**WHAT IS EXPECTED:** Copy out all of the data exactly as it appears.

[Figure record extracts]

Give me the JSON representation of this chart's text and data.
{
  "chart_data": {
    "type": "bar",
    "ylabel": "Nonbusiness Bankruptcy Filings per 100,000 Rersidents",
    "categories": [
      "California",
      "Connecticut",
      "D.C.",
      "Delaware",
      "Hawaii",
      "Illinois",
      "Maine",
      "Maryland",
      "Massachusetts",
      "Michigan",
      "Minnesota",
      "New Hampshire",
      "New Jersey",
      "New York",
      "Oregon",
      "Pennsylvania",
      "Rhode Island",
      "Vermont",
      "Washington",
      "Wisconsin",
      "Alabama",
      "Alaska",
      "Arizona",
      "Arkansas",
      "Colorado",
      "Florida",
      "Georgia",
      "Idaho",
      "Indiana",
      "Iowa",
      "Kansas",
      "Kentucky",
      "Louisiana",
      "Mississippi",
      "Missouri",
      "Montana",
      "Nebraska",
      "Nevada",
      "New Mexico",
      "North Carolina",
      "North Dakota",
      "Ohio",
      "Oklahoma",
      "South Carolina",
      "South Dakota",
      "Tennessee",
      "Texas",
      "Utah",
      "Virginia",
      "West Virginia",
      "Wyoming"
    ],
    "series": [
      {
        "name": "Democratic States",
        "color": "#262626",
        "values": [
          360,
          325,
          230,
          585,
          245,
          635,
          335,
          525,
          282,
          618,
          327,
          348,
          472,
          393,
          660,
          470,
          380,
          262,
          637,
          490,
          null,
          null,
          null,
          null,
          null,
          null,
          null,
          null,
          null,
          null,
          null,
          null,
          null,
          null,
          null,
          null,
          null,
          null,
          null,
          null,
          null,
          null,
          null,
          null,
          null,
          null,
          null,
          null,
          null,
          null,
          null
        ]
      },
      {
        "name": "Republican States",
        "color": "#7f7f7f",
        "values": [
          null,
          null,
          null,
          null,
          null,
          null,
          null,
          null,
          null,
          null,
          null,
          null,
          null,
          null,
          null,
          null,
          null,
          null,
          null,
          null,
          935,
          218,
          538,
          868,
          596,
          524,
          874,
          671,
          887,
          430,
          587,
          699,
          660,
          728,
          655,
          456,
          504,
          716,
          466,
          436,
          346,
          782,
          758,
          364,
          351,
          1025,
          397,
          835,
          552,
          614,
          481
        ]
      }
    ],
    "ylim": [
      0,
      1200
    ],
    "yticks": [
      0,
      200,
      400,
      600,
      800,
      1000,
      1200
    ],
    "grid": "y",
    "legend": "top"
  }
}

**RESULT OF THIS TASK:**
Give me the JSON representation of this chart's text and data.
{
  "chart_data": {
    "type": "bar",
    "ylabel": "Nonbusiness Bankruptcy Filings per 100,000 Rersidents",
    "categories": [
      "California",
      "Connecticut",
      "D.C.",
      "Delaware",
      "Hawaii",
      "Illinois",
      "Maine",
      "Maryland",
      "Massachusetts",
      "Michigan",
      "Minnesota",
      "New Hampshire",
      "New Jersey",
      "New York",
      "Oregon",
      "Pennsylvania",
      "Rhode Island",
      "Vermont",
      "Washington",
      "Wisconsin",
      "Alabama",
      "Alaska",
      "Arizona",
      "Arkansas",
      "Colorado",
      "Florida",
      "Georgia",
      "Idaho",
      "Indiana",
      "Iowa",
      "Kansas",
      "Kentucky",
      "Louisiana",
      "Mississippi",
      "Missouri",
      "Montana",
      "Nebraska",
      "Nevada",
      "New Mexico",
      "North Carolina",
      "North Dakota",
      "Ohio",
      "Oklahoma",
      "South Carolina",
      "South Dakota",
      "Tennessee",
      "Texas",
      "Utah",
      "Virginia",
      "West Virginia",
      "Wyoming"
    ],
    "series": [
      {
        "name": "Democratic States",
        "color": "#262626",
        "values": [
          360,
          325,
          230,
          585,
          245,
          635,
          335,
          525,
          282,
          618,
          327,
          348,
          472,
          393,
          660,
          470,
          380,
          262,
          637,
          490,
          null,
          null,
          null,
          null,
          null,
          null,
          null,
          null,
          null,
          null,
          null,
          null,
          null,
          null,
          null,
          null,
          null,
          null,
          null,
          null,
          null,
          null,
          null,
          null,
          null,
          null,
          null,
          null,
          null,
          null,
          null
        ]
      },
      {
        "name": "Republican States",
        "color": "#7f7f7f",
        "values": [
          null,
          null,
          null,
          null,
          null,
          null,
          null,
          null,
          null,
          null,
          null,
          null,
          null,
          null,
          null,
          null,
          null,
          null,
          null,
          null,
          935,
          218,
          538,
          868,
          596,
          524,
          874,
          671,
          887,
          430,
          587,
          699,
          660,
          728,
          655,
          456,
          504,
          716,
          466,
          436,
          346,
          782,
          758,
          364,
          351,
          1025,
          397,
          835,
          552,
          614,
          481
        ]
      }
    ],
    "ylim": [
      0,
      1200
    ],
    "yticks": [
      0,
      200,
      400,
      600,
      800,
      1000,
      1200
    ],
    "grid": "y",
    "legend": "top"
  }
}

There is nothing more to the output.